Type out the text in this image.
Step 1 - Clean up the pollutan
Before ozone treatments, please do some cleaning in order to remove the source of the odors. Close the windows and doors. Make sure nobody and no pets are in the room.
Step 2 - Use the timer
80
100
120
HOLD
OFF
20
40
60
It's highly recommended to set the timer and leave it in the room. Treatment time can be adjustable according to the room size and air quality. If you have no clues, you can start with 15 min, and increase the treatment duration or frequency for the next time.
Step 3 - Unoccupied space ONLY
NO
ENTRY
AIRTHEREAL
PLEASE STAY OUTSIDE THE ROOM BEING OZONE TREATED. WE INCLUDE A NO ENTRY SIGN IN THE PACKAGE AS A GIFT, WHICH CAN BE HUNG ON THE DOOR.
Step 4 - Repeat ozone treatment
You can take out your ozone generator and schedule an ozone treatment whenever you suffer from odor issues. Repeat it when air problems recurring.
+ + + +
:: WORK TO BE COMPLETED ::
Send back every record, precisely as written.

:: WORKED ANSWER ::
Type out the text in this image.
Step 1 - Clean up the pollutan
Before ozone treatments, please do some cleaning in order to remove the source of the odors. Close the windows and doors. Make sure nobody and no pets are in the room.
Step 2 - Use the timer
80
100
120
HOLD
OFF
20
40
60
It's highly recommended to set the timer and leave it in the room. Treatment time can be adjustable according to the room size and air quality. If you have no clues, you can start with 15 min, and increase the treatment duration or frequency for the next time.
Step 3 - Unoccupied space ONLY
NO
ENTRY
AIRTHEREAL
PLEASE STAY OUTSIDE THE ROOM BEING OZONE TREATED. WE INCLUDE A NO ENTRY SIGN IN THE PACKAGE AS A GIFT, WHICH CAN BE HUNG ON THE DOOR.
Step 4 - Repeat ozone treatment
You can take out your ozone generator and schedule an ozone treatment whenever you suffer from odor issues. Repeat it when air problems recurring.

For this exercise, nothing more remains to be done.